------ Dataset excerpts

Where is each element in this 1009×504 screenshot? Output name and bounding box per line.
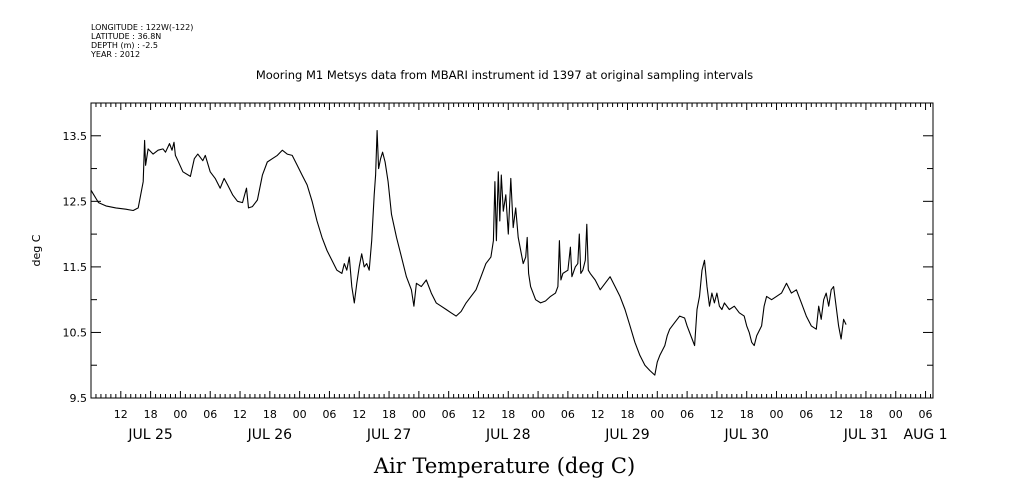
- x-tick-label: 12: [591, 408, 605, 421]
- x-tick-label: 18: [620, 408, 634, 421]
- x-tick-label: 06: [322, 408, 336, 421]
- x-day-label: JUL 27: [366, 427, 411, 443]
- x-tick-label: 12: [114, 408, 128, 421]
- x-tick-label: 00: [770, 408, 784, 421]
- x-day-label: JUL 25: [127, 427, 172, 443]
- x-day-label: JUL 29: [604, 427, 649, 443]
- x-day-label: AUG 1: [904, 427, 948, 443]
- longitude-label: LONGITUDE : 122W(-122): [91, 23, 194, 32]
- x-axis-label: Air Temperature (deg C): [373, 454, 636, 478]
- x-tick-label: 00: [412, 408, 426, 421]
- x-tick-label: 06: [442, 408, 456, 421]
- x-tick-label: 12: [233, 408, 247, 421]
- y-tick-label: 10.5: [63, 326, 88, 339]
- x-tick-label: 00: [650, 408, 664, 421]
- x-day-label: JUL 31: [843, 427, 888, 443]
- x-tick-label: 00: [889, 408, 903, 421]
- x-day-label: JUL 26: [247, 427, 293, 443]
- x-tick-label: 18: [501, 408, 515, 421]
- chart-title: Mooring M1 Metsys data from MBARI instru…: [255, 68, 754, 82]
- x-tick-label: 12: [352, 408, 366, 421]
- year-label: YEAR : 2012: [91, 50, 141, 59]
- x-tick-label: 18: [740, 408, 754, 421]
- x-tick-label: 12: [829, 408, 843, 421]
- x-tick-label: 06: [561, 408, 575, 421]
- x-tick-label: 18: [263, 408, 277, 421]
- x-tick-label: 00: [293, 408, 307, 421]
- y-axis-label: deg C: [30, 234, 43, 266]
- x-tick-label: 06: [919, 408, 933, 421]
- air-temperature-series-line: [90, 129, 847, 376]
- x-tick-label: 06: [203, 408, 217, 421]
- plot-frame: [90, 102, 934, 399]
- x-tick-label: 06: [680, 408, 694, 421]
- x-tick-label: 12: [471, 408, 485, 421]
- y-tick-label: 11.5: [63, 261, 88, 274]
- x-day-label: JUL 28: [485, 427, 530, 443]
- y-tick-label: 13.5: [63, 130, 88, 143]
- x-tick-label: 18: [859, 408, 873, 421]
- x-day-label: JUL 30: [723, 427, 768, 443]
- y-tick-label: 12.5: [63, 195, 88, 208]
- x-tick-label: 18: [144, 408, 158, 421]
- depth-label: DEPTH (m) : -2.5: [91, 41, 158, 50]
- x-tick-label: 00: [531, 408, 545, 421]
- latitude-label: LATITUDE : 36.8N: [91, 32, 162, 41]
- x-tick-label: 00: [173, 408, 187, 421]
- x-tick-label: 06: [799, 408, 813, 421]
- x-tick-label: 12: [710, 408, 724, 421]
- y-tick-label: 9.5: [70, 392, 88, 405]
- x-tick-label: 18: [382, 408, 396, 421]
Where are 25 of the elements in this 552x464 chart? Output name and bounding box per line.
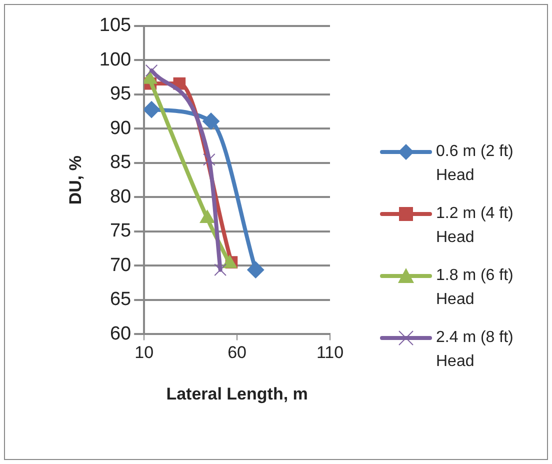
point: [247, 261, 264, 278]
y-tick-label: 75: [110, 220, 132, 242]
y-tick-label: 105: [99, 15, 132, 36]
y-tick-label: 95: [110, 84, 132, 105]
y-axis-title: DU, %: [66, 156, 85, 205]
legend-label: 1.2 m (4 ft) Head: [436, 204, 514, 248]
x-axis-title: Lateral Length, m: [166, 384, 308, 404]
y-tick-label: 70: [110, 254, 132, 276]
legend-label: 1.8 m (6 ft) Head: [436, 266, 514, 310]
y-tick-label: 85: [110, 152, 132, 174]
point: [214, 264, 226, 276]
point: [202, 112, 220, 130]
point: [144, 101, 160, 118]
x-tick-label: 10: [134, 343, 154, 362]
x-tick-label: 60: [228, 343, 247, 362]
x-tick-label: 110: [316, 343, 344, 362]
y-tick-label: 90: [110, 118, 132, 139]
y-tick-label: 60: [110, 323, 132, 344]
y-tick-label: 80: [110, 186, 132, 208]
legend-label: 0.6 m (2 ft) Head: [436, 142, 514, 186]
y-tick-label: 100: [99, 49, 132, 70]
legend-label: 2.4 m (8 ft) Head: [436, 328, 514, 372]
point: [145, 64, 158, 77]
y-tick-label: 65: [110, 289, 132, 310]
point: [203, 153, 216, 166]
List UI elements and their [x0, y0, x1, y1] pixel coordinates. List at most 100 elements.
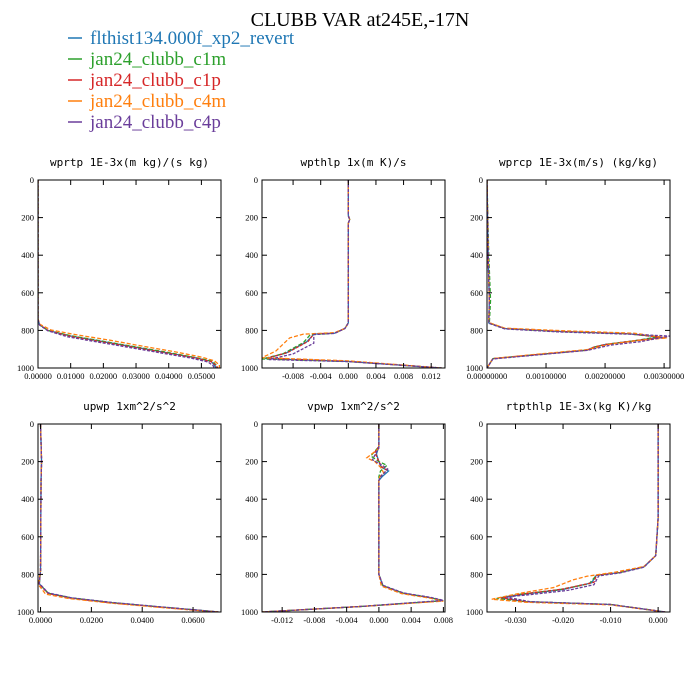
legend-label: jan24_clubb_c4m [89, 91, 226, 112]
figure-title: CLUBB VAR at245E,-17N [251, 9, 470, 31]
y-tick-label: 1000 [466, 607, 483, 617]
y-tick-label: 200 [21, 457, 34, 467]
panel: wprtp 1E-3x(m kg)/(s kg) 0 200 400 600 800 100… [17, 156, 222, 381]
x-tick-label: 0.01000 [57, 371, 85, 381]
y-tick-label: 1000 [466, 363, 483, 373]
x-tick-label: 0.02000 [90, 371, 118, 381]
y-tick-label: 800 [21, 569, 34, 579]
x-tick-label: -0.008 [282, 371, 304, 381]
panel: wprcp 1E-3x(m/s) (kg/kg) 0 200 400 600 800 100… [466, 156, 684, 381]
panel-title: vpwp 1xm^2/s^2 [307, 400, 400, 413]
series-line [262, 424, 444, 612]
legend-label: jan24_clubb_c1p [89, 70, 221, 91]
legend-label: jan24_clubb_c4p [89, 112, 221, 133]
y-tick-label: 1000 [241, 363, 258, 373]
panel: wpthlp 1x(m K)/s 0 200 400 600 800 1000 -0.008-… [241, 156, 446, 381]
x-tick-label: -0.004 [336, 615, 359, 625]
x-tick-label: -0.008 [303, 615, 325, 625]
x-tick-label: 0.0600 [181, 615, 204, 625]
y-tick-label: 600 [21, 288, 34, 298]
panel-title: wprtp 1E-3x(m kg)/(s kg) [50, 156, 209, 169]
y-tick-label: 400 [21, 250, 34, 260]
panel-title: upwp 1xm^2/s^2 [83, 400, 176, 413]
y-tick-label: 600 [470, 532, 483, 542]
y-tick-label: 400 [470, 494, 483, 504]
x-tick-label: 0.004 [366, 371, 386, 381]
y-tick-label: 0 [254, 419, 258, 429]
series-group [262, 180, 442, 368]
x-tick-label: -0.010 [600, 615, 622, 625]
x-tick-label: 0.00000000 [467, 371, 507, 381]
y-tick-label: 800 [21, 325, 34, 335]
x-tick-label: -0.020 [552, 615, 574, 625]
series-line [38, 424, 219, 612]
x-tick-label: 0.012 [422, 371, 441, 381]
series-line [266, 180, 442, 368]
panel: rtpthlp 1E-3x(kg K)/kg 0 200 400 600 800 1000 -… [466, 400, 671, 625]
x-tick-label: 0.00000 [24, 371, 52, 381]
y-tick-label: 200 [470, 213, 483, 223]
series-line [38, 424, 219, 612]
y-tick-label: 200 [245, 457, 258, 467]
legend-label: flthist134.000f_xp2_revert [90, 28, 295, 49]
plot-frame [486, 423, 671, 613]
series-line [501, 424, 666, 612]
y-tick-label: 600 [470, 288, 483, 298]
plot-frame [261, 423, 446, 613]
panel: vpwp 1xm^2/s^2 0 200 400 600 800 1000 -0.012 -0.… [241, 400, 453, 625]
y-tick-label: 1000 [17, 607, 34, 617]
series-line [487, 180, 662, 368]
series-line [38, 180, 221, 368]
series-line [262, 180, 442, 368]
series-line [487, 180, 670, 368]
series-line [38, 180, 219, 368]
series-line [262, 424, 444, 612]
series-line [262, 424, 444, 612]
series-group [38, 424, 219, 612]
series-group [38, 180, 221, 368]
y-tick-label: 600 [245, 288, 258, 298]
y-tick-label: 800 [470, 325, 483, 335]
y-tick-label: 200 [470, 457, 483, 467]
series-line [505, 424, 666, 612]
series-line [268, 180, 442, 368]
series-line [487, 180, 668, 368]
x-tick-label: 0.000 [649, 615, 668, 625]
panel: upwp 1xm^2/s^2 0 200 400 600 800 10000.0000 0.0… [17, 400, 222, 625]
x-tick-label: 0.05000 [188, 371, 216, 381]
y-tick-label: 400 [470, 250, 483, 260]
series-line [38, 180, 217, 368]
y-tick-label: 0 [479, 419, 483, 429]
x-tick-label: 0.00100000 [526, 371, 566, 381]
x-tick-label: 0.008 [434, 615, 453, 625]
panel-title: wpthlp 1x(m K)/s [301, 156, 407, 169]
panel-title: wprcp 1E-3x(m/s) (kg/kg) [499, 156, 658, 169]
x-tick-label: 0.004 [402, 615, 422, 625]
legend-label: jan24_clubb_c1m [89, 49, 226, 70]
y-tick-label: 0 [479, 175, 483, 185]
y-tick-label: 400 [21, 494, 34, 504]
x-tick-label: 0.008 [394, 371, 413, 381]
x-tick-label: 0.00200000 [585, 371, 625, 381]
x-tick-label: -0.012 [271, 615, 293, 625]
x-tick-label: 0.0400 [131, 615, 154, 625]
legend: flthist134.000f_xp2_revertjan24_clubb_c1… [68, 28, 295, 133]
series-line [262, 424, 444, 612]
y-tick-label: 0 [254, 175, 258, 185]
x-tick-label: 0.03000 [122, 371, 150, 381]
y-tick-label: 200 [245, 213, 258, 223]
panels: wprtp 1E-3x(m kg)/(s kg) 0 200 400 600 800 100… [17, 156, 684, 625]
x-tick-label: 0.0000 [29, 615, 52, 625]
series-line [38, 180, 219, 368]
x-tick-label: 0.0200 [80, 615, 103, 625]
y-tick-label: 400 [245, 494, 258, 504]
y-tick-label: 600 [21, 532, 34, 542]
y-tick-label: 1000 [241, 607, 258, 617]
x-tick-label: -0.004 [310, 371, 333, 381]
series-group [262, 424, 444, 612]
plot-frame [37, 179, 222, 369]
series-line [501, 424, 666, 612]
y-tick-label: 800 [470, 569, 483, 579]
x-tick-label: 0.000 [369, 615, 388, 625]
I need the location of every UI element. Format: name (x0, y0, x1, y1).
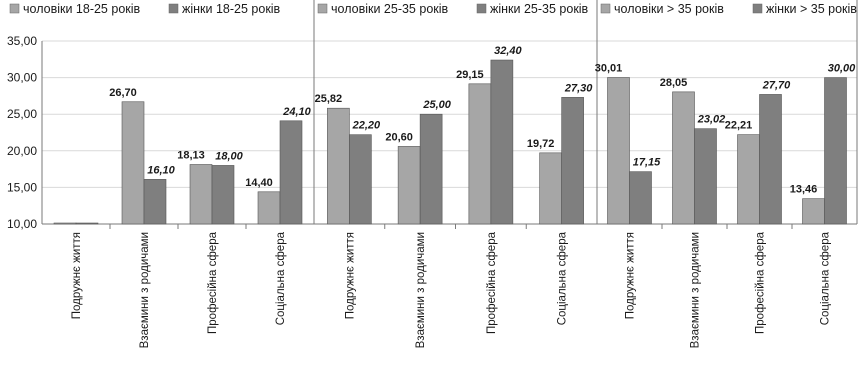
x-tick-label-професійна-сфера: Професійна сфера (486, 231, 498, 334)
x-tick-label-соціальна-сфера: Соціальна сфера (275, 231, 287, 325)
y-tick-label: 20,00 (7, 144, 37, 158)
data-label-жінки-35-років-соціальна-сфера: 30,00 (828, 63, 856, 75)
x-tick-label-взаємини-з-родичами: Взаємини з родичами (415, 232, 427, 348)
bar-чоловіки-35-років-взаємини-з-родичами (672, 91, 695, 225)
y-tick-label: 10,00 (7, 217, 37, 231)
bar-жінки-25-35-років-соціальна-сфера (561, 97, 584, 225)
data-label-чоловіки-25-35-років-соціальна-сфера: 19,72 (527, 138, 555, 150)
bar-жінки-35-років-соціальна-сфера (824, 77, 847, 225)
x-tick-label-професійна-сфера: Професійна сфера (207, 231, 219, 334)
legend-entry-чоловіки-18-25-років: чоловіки 18-25 років (23, 2, 141, 16)
data-label-жінки-18-25-років-професійна-сфера: 18,00 (215, 150, 243, 162)
bar-чоловіки-35-років-соціальна-сфера (802, 198, 825, 225)
data-label-жінки-25-35-років-подружнє-життя: 22,20 (352, 120, 381, 132)
bar-жінки-25-35-років-подружнє-життя (349, 134, 372, 225)
bar-чоловіки-35-років-професійна-сфера (737, 134, 760, 225)
data-label-чоловіки-35-років-подружнє-життя: 30,01 (595, 63, 623, 75)
x-tick-label-подружнє-життя: Подружнє життя (344, 232, 356, 319)
legend-entry-жінки-25-35-років: жінки 25-35 років (490, 2, 589, 16)
bar-жінки-35-років-професійна-сфера (759, 94, 782, 225)
data-label-чоловіки-25-35-років-взаємини-з-родичами: 20,60 (385, 131, 413, 143)
legend-swatch-чоловіки-18-25-років (9, 3, 20, 14)
bar-чоловіки-25-35-років-професійна-сфера (468, 83, 492, 225)
bar-чоловіки-18-25-років-взаємини-з-родичами (121, 101, 145, 225)
y-tick-label: 35,00 (7, 34, 37, 48)
legend-entry-жінки-18-25-років: жінки 18-25 років (182, 2, 281, 16)
x-tick-label-подружнє-життя: Подружнє життя (625, 232, 637, 319)
bar-чоловіки-25-35-років-соціальна-сфера (539, 152, 562, 225)
legend-entry-чоловіки-25-35-років: чоловіки 25-35 років (331, 2, 449, 16)
x-tick-label-соціальна-сфера: Соціальна сфера (557, 231, 569, 325)
data-label-жінки-25-35-років-соціальна-сфера: 27,30 (564, 82, 593, 94)
bar-жінки-25-35-років-професійна-сфера (490, 59, 514, 225)
data-label-чоловіки-35-років-соціальна-сфера: 13,46 (790, 184, 818, 196)
legend-swatch-чоловіки-35-років (600, 3, 611, 14)
y-tick-label: 25,00 (7, 107, 37, 121)
data-label-чоловіки-35-років-професійна-сфера: 22,21 (725, 120, 753, 132)
bar-жінки-35-років-взаємини-з-родичами (694, 128, 717, 225)
data-label-чоловіки-18-25-років-професійна-сфера: 18,13 (177, 149, 205, 161)
bar-жінки-35-років-подружнє-життя (629, 171, 652, 225)
chart-panel-2: чоловіки 25-35 років жінки 25-35 років 25,… (314, 0, 598, 348)
legend-entry-жінки-35-років: жінки > 35 років (766, 2, 857, 16)
legend-swatch-жінки-35-років (752, 3, 763, 14)
x-tick-label-соціальна-сфера: Соціальна сфера (820, 231, 832, 325)
data-label-чоловіки-25-35-років-професійна-сфера: 29,15 (456, 69, 484, 81)
bar-чоловіки-35-років-подружнє-життя (607, 77, 630, 225)
bar-жінки-18-25-років-подружнє-життя (75, 222, 99, 225)
legend-entry-чоловіки-35-років: чоловіки > 35 років (614, 2, 724, 16)
y-tick-label: 30,00 (7, 71, 37, 85)
data-label-жінки-25-35-років-професійна-сфера: 32,40 (494, 45, 522, 57)
data-label-жінки-35-років-взаємини-з-родичами: 23,02 (697, 114, 726, 126)
chart-panel-3: чоловіки > 35 років жінки > 35 років 30,01… (595, 0, 858, 348)
bar-жінки-25-35-років-взаємини-з-родичами (419, 113, 443, 225)
y-tick-label: 15,00 (7, 180, 37, 194)
data-label-жінки-35-років-професійна-сфера: 27,70 (762, 79, 791, 91)
bar-чоловіки-25-35-років-подружнє-життя (327, 107, 350, 225)
data-label-жінки-18-25-років-взаємини-з-родичами: 16,10 (147, 164, 175, 176)
bar-чоловіки-18-25-років-соціальна-сфера (257, 191, 281, 225)
x-tick-label-професійна-сфера: Професійна сфера (755, 231, 767, 334)
data-label-жінки-35-років-подружнє-життя: 17,15 (633, 157, 661, 169)
data-label-чоловіки-18-25-років-взаємини-з-родичами: 26,70 (109, 87, 137, 99)
data-label-чоловіки-18-25-років-соціальна-сфера: 14,40 (245, 177, 273, 189)
x-tick-label-подружнє-життя: Подружнє життя (71, 232, 83, 319)
chart-panel-1: чоловіки 18-25 років жінки 18-25 років Под… (9, 0, 315, 348)
bar-жінки-18-25-років-взаємини-з-родичами (143, 179, 167, 225)
x-tick-label-взаємини-з-родичами: Взаємини з родичами (139, 232, 151, 348)
bar-чоловіки-18-25-років-подружнє-життя (53, 222, 77, 225)
data-label-жінки-18-25-років-соціальна-сфера: 24,10 (282, 106, 311, 118)
data-label-чоловіки-35-років-взаємини-з-родичами: 28,05 (660, 77, 688, 89)
bar-чоловіки-18-25-років-професійна-сфера (189, 164, 213, 225)
bar-жінки-18-25-років-професійна-сфера (211, 165, 235, 225)
x-tick-label-взаємини-з-родичами: Взаємини з родичами (690, 232, 702, 348)
legend-swatch-жінки-18-25-років (168, 3, 179, 14)
legend-swatch-жінки-25-35-років (476, 3, 487, 14)
data-label-жінки-25-35-років-взаємини-з-родичами: 25,00 (422, 99, 451, 111)
legend-swatch-чоловіки-25-35-років (317, 3, 328, 14)
data-label-чоловіки-25-35-років-подружнє-життя: 25,82 (315, 93, 343, 105)
bar-жінки-18-25-років-соціальна-сфера (279, 120, 303, 225)
bar-чоловіки-25-35-років-взаємини-з-родичами (397, 146, 421, 225)
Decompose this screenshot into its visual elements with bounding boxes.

------------

Requirement:
Recast the lines from the one containing "- x-tick-label: 12: [591, 408, 605, 421]" through the one containing "- x-tick-label: 00: [770, 408, 784, 421]" as a Markdown table with the columns Row and Entry, numbering each line and omitting blank lines.

Exercise result:
| Row | Entry |
|---|---|
| 1 | - x-tick-label: 12: [591, 408, 605, 421] |
| 2 | - x-tick-label: 18: [620, 408, 634, 421] |
| 3 | - x-tick-label: 06: [322, 408, 336, 421] |
| 4 | - x-day-label: JUL 27: [366, 427, 411, 443] |
| 5 | - x-tick-label: 12: [114, 408, 128, 421] |
| 6 | - x-tick-label: 00: [770, 408, 784, 421] |